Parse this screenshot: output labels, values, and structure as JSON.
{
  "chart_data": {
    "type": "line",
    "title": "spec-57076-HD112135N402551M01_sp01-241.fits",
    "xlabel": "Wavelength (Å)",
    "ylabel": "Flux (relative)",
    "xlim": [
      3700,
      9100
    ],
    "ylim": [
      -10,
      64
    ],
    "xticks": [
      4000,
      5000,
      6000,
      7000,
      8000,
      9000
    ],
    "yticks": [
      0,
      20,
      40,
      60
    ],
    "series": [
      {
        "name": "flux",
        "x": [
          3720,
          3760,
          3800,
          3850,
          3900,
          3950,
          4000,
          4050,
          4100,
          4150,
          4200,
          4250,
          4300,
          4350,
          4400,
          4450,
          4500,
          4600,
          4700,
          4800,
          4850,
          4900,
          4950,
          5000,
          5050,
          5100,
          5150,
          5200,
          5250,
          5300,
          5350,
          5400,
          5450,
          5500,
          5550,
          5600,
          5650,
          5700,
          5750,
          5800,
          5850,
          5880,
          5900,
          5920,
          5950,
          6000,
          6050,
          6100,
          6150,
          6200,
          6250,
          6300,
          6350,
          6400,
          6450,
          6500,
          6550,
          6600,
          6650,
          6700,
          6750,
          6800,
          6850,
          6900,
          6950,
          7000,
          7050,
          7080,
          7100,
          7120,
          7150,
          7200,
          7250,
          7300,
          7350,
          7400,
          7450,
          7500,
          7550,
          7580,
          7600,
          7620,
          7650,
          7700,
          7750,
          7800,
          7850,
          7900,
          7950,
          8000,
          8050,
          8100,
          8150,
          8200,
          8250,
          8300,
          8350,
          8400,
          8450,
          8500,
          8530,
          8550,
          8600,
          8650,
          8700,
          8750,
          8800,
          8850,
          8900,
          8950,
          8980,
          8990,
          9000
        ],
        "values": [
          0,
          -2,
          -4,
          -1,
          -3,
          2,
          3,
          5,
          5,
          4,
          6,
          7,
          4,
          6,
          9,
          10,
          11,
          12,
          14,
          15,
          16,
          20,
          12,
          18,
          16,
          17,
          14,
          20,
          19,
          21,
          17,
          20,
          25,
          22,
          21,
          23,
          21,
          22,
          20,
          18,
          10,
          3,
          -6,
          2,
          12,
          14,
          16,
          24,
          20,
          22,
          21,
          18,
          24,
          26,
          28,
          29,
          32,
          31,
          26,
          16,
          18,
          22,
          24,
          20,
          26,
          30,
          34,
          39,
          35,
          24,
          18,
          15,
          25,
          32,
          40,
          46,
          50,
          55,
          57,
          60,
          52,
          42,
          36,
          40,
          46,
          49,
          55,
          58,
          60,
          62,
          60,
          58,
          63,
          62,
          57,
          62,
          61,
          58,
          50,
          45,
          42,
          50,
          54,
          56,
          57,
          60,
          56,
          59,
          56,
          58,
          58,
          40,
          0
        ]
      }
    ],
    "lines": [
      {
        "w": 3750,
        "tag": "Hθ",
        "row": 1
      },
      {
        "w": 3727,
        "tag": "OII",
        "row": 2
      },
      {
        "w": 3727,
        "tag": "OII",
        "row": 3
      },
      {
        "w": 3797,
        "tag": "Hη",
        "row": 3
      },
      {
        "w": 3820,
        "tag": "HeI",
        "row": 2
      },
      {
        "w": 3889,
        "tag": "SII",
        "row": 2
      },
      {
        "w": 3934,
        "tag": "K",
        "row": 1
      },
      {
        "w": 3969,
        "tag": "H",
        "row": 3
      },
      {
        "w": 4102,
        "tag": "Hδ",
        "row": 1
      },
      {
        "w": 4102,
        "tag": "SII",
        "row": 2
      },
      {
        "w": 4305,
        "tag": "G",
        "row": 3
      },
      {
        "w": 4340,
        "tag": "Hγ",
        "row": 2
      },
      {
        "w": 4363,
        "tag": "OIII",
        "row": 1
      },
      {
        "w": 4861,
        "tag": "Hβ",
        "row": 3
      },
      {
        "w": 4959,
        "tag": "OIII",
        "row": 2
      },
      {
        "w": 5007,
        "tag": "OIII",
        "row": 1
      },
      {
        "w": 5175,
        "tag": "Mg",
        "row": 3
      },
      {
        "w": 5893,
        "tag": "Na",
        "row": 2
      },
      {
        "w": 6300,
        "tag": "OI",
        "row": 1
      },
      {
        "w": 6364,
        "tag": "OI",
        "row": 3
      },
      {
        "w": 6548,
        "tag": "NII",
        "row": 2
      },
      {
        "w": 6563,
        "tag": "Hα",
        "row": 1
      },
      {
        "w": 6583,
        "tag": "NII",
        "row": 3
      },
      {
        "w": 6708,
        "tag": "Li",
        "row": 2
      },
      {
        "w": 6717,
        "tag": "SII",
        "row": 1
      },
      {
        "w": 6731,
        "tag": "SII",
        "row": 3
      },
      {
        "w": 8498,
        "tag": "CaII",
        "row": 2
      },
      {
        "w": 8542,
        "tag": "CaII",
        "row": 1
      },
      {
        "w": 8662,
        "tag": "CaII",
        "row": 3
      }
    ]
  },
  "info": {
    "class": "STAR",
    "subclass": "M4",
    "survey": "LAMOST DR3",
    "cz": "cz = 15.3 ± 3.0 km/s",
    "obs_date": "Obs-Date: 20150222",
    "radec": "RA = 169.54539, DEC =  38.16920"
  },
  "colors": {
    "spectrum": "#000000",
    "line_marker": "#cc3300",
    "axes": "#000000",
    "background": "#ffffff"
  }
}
-=-=-
EXERCISE BRIEF - Of the lines above, how many contain the word "values"? Provide the number and nothing else.

EXPECTED ANSWER - 2